> **Written problem**
Write the listing out again, all of it, word for word.

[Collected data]
#####

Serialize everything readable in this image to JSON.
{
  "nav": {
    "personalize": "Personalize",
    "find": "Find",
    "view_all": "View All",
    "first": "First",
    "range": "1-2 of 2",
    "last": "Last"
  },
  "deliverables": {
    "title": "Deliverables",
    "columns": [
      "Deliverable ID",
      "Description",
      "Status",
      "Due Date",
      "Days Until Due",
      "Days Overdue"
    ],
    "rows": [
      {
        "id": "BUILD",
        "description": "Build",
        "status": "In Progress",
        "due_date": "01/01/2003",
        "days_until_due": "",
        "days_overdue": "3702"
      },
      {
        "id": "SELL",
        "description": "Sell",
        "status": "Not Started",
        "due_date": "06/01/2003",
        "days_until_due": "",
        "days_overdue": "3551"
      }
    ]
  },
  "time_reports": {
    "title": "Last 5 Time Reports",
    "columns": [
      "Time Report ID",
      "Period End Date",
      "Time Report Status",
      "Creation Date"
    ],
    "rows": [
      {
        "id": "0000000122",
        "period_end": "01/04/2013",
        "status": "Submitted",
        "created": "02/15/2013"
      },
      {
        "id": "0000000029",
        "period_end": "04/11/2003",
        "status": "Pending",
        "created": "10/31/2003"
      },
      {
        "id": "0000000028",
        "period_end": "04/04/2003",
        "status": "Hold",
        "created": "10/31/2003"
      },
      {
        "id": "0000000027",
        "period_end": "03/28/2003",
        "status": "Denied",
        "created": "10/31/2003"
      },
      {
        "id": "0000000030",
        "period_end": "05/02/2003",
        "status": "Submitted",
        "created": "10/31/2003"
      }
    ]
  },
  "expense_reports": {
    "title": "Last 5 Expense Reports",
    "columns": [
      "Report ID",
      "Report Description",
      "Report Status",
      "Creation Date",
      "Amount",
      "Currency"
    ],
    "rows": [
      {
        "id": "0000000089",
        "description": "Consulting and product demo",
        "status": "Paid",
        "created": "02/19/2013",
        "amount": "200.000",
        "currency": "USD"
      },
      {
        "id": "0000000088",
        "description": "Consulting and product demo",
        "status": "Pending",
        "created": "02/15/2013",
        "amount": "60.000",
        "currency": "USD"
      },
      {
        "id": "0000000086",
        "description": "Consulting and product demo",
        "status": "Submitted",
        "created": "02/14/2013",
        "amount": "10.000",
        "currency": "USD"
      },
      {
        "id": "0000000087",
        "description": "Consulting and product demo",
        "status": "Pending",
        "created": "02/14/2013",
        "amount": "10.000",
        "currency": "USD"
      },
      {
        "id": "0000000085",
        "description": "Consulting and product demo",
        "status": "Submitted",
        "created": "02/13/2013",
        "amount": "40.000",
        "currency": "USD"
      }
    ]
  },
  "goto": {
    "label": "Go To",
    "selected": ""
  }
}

#####

> **Correct answer**
Serialize everything readable in this image to JSON.
{
  "nav": {
    "personalize": "Personalize",
    "find": "Find",
    "view_all": "View All",
    "first": "First",
    "range": "1-2 of 2",
    "last": "Last"
  },
  "deliverables": {
    "title": "Deliverables",
    "columns": [
      "Deliverable ID",
      "Description",
      "Status",
      "Due Date",
      "Days Until Due",
      "Days Overdue"
    ],
    "rows": [
      {
        "id": "BUILD",
        "description": "Build",
        "status": "In Progress",
        "due_date": "01/01/2003",
        "days_until_due": "",
        "days_overdue": "3702"
      },
      {
        "id": "SELL",
        "description": "Sell",
        "status": "Not Started",
        "due_date": "06/01/2003",
        "days_until_due": "",
        "days_overdue": "3551"
      }
    ]
  },
  "time_reports": {
    "title": "Last 5 Time Reports",
    "columns": [
      "Time Report ID",
      "Period End Date",
      "Time Report Status",
      "Creation Date"
    ],
    "rows": [
      {
        "id": "0000000122",
        "period_end": "01/04/2013",
        "status": "Submitted",
        "created": "02/15/2013"
      },
      {
        "id": "0000000029",
        "period_end": "04/11/2003",
        "status": "Pending",
        "created": "10/31/2003"
      },
      {
        "id": "0000000028",
        "period_end": "04/04/2003",
        "status": "Hold",
        "created": "10/31/2003"
      },
      {
        "id": "0000000027",
        "period_end": "03/28/2003",
        "status": "Denied",
        "created": "10/31/2003"
      },
      {
        "id": "0000000030",
        "period_end": "05/02/2003",
        "status": "Submitted",
        "created": "10/31/2003"
      }
    ]
  },
  "expense_reports": {
    "title": "Last 5 Expense Reports",
    "columns": [
      "Report ID",
      "Report Description",
      "Report Status",
      "Creation Date",
      "Amount",
      "Currency"
    ],
    "rows": [
      {
        "id": "0000000089",
        "description": "Consulting and product demo",
        "status": "Paid",
        "created": "02/19/2013",
        "amount": "200.000",
        "currency": "USD"
      },
      {
        "id": "0000000088",
        "description": "Consulting and product demo",
        "status": "Pending",
        "created": "02/15/2013",
        "amount": "60.000",
        "currency": "USD"
      },
      {
        "id": "0000000086",
        "description": "Consulting and product demo",
        "status": "Submitted",
        "created": "02/14/2013",
        "amount": "10.000",
        "currency": "USD"
      },
      {
        "id": "0000000087",
        "description": "Consulting and product demo",
        "status": "Pending",
        "created": "02/14/2013",
        "amount": "10.000",
        "currency": "USD"
      },
      {
        "id": "0000000085",
        "description": "Consulting and product demo",
        "status": "Submitted",
        "created": "02/13/2013",
        "amount": "40.000",
        "currency": "USD"
      }
    ]
  },
  "goto": {
    "label": "Go To",
    "selected": ""
  }
}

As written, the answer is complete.